══ Records for processing ══
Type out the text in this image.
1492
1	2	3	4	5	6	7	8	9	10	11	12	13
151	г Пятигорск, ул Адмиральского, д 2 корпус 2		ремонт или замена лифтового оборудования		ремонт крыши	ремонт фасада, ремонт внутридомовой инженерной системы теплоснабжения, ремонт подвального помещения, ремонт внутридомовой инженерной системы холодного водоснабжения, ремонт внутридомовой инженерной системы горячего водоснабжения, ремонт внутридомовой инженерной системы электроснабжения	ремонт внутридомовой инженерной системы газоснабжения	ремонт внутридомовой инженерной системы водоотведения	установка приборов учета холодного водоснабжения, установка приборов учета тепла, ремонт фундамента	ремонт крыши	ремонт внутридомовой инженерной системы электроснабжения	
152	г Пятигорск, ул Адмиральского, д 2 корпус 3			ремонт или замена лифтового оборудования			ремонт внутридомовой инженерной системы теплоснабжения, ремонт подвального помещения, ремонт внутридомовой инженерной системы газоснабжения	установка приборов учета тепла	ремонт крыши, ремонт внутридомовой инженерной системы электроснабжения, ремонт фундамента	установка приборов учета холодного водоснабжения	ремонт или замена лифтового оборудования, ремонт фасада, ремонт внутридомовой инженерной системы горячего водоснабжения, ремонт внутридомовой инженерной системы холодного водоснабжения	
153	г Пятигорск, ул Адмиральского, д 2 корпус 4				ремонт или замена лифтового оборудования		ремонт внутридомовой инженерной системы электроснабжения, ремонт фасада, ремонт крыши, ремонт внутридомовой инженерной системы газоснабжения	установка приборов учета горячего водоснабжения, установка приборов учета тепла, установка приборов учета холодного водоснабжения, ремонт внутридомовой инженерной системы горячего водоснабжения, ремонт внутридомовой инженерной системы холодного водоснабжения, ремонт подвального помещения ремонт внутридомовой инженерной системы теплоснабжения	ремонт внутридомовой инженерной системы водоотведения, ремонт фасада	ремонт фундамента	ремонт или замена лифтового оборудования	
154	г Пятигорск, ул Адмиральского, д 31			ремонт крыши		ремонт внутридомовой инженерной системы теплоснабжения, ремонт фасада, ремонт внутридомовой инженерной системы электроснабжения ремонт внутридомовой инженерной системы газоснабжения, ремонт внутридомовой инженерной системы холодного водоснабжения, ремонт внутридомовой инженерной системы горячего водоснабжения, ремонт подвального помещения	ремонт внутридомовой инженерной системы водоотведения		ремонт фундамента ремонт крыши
═══
→ Problem description: Would you restate each of the entries word for word?

→ Written response:
Type out the text in this image.
1492
1	2	3	4	5	6	7	8	9	10	11	12	13
151	г Пятигорск, ул Адмиральского, д 2 корпус 2		ремонт или замена лифтового оборудования		ремонт крыши	ремонт фасада, ремонт внутридомовой инженерной системы теплоснабжения, ремонт подвального помещения, ремонт внутридомовой инженерной системы холодного водоснабжения, ремонт внутридомовой инженерной системы горячего водоснабжения, ремонт внутридомовой инженерной системы электроснабжения	ремонт внутридомовой инженерной системы газоснабжения	ремонт внутридомовой инженерной системы водоотведения	установка приборов учета холодного водоснабжения, установка приборов учета тепла, ремонт фундамента	ремонт крыши	ремонт внутридомовой инженерной системы электроснабжения	
152	г Пятигорск, ул Адмиральского, д 2 корпус 3			ремонт или замена лифтового оборудования			ремонт внутридомовой инженерной системы теплоснабжения, ремонт подвального помещения, ремонт внутридомовой инженерной системы газоснабжения	установка приборов учета тепла	ремонт крыши, ремонт внутридомовой инженерной системы электроснабжения, ремонт фундамента	установка приборов учета холодного водоснабжения	ремонт или замена лифтового оборудования, ремонт фасада, ремонт внутридомовой инженерной системы горячего водоснабжения, ремонт внутридомовой инженерной системы холодного водоснабжения	
153	г Пятигорск, ул Адмиральского, д 2 корпус 4				ремонт или замена лифтового оборудования		ремонт внутридомовой инженерной системы электроснабжения, ремонт фасада, ремонт крыши, ремонт внутридомовой инженерной системы газоснабжения	установка приборов учета горячего водоснабжения, установка приборов учета тепла, установка приборов учета холодного водоснабжения, ремонт внутридомовой инженерной системы горячего водоснабжения, ремонт внутридомовой инженерной системы холодного водоснабжения, ремонт подвального помещения ремонт внутридомовой инженерной системы теплоснабжения	ремонт внутридомовой инженерной системы водоотведения, ремонт фасада	ремонт фундамента	ремонт или замена лифтового оборудования	
154	г Пятигорск, ул Адмиральского, д 31			ремонт крыши		ремонт внутридомовой инженерной системы теплоснабжения, ремонт фасада, ремонт внутридомовой инженерной системы электроснабжения ремонт внутридомовой инженерной системы газоснабжения, ремонт внутридомовой инженерной системы холодного водоснабжения, ремонт внутридомовой инженерной системы горячего водоснабжения, ремонт подвального помещения	ремонт внутридомовой инженерной системы водоотведения		ремонт фундамента ремонт крыши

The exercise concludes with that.